# Exercise prompt
Work out how many lines of the material below mention the word "offset"; reply with the number only.

Figure dataset records:
──────────────────────────────

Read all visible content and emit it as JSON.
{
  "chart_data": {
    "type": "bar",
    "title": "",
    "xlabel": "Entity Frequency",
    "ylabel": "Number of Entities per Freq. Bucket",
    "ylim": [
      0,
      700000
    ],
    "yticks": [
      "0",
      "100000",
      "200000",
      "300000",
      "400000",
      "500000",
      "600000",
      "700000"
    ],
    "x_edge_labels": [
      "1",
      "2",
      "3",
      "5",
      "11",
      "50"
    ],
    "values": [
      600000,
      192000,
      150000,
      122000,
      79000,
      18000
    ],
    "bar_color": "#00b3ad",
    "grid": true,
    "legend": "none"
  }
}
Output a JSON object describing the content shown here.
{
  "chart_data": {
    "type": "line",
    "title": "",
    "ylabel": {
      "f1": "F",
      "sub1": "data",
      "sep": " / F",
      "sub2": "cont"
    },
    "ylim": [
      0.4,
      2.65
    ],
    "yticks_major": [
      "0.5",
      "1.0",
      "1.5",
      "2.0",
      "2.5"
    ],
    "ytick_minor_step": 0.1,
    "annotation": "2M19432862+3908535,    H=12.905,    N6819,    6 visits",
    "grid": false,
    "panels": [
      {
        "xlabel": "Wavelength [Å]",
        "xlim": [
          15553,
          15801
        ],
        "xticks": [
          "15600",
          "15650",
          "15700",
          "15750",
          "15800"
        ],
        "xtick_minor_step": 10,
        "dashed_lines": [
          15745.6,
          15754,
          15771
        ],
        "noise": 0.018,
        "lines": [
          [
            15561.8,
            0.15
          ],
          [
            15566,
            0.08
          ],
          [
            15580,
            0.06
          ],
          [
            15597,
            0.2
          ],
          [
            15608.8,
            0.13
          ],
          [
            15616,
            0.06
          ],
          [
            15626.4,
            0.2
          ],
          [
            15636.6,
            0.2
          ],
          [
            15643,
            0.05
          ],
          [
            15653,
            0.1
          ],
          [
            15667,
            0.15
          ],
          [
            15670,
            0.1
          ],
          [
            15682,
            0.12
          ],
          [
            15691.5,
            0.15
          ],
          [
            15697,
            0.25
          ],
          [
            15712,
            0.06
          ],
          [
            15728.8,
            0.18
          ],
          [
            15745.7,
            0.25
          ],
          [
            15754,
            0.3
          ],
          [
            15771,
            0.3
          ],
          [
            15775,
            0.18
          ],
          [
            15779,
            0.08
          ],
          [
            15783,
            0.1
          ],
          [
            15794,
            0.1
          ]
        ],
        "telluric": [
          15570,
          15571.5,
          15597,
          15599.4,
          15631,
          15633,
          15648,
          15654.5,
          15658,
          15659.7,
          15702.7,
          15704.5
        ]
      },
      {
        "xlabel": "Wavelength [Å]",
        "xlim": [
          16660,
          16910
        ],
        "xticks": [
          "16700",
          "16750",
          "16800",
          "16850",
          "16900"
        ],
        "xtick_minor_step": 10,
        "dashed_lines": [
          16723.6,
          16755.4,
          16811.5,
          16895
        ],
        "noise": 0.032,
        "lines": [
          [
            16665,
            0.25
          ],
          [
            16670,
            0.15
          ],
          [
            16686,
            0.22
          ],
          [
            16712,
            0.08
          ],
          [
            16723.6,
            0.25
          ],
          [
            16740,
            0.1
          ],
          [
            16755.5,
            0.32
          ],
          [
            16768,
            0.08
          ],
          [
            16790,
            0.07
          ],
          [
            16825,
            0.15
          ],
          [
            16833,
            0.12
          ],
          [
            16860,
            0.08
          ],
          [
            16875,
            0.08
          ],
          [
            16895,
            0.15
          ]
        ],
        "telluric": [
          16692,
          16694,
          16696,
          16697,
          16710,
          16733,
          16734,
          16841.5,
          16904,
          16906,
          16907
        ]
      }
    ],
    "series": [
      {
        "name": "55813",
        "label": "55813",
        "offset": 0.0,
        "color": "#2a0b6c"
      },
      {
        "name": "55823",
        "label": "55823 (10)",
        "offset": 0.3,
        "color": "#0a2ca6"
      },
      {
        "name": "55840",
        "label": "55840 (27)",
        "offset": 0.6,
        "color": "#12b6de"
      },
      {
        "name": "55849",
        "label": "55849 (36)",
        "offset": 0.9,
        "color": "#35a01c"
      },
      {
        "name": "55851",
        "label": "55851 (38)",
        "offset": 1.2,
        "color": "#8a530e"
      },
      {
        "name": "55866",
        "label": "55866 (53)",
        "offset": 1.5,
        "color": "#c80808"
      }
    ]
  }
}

──────────────────────────────

# Reply to the exercise
6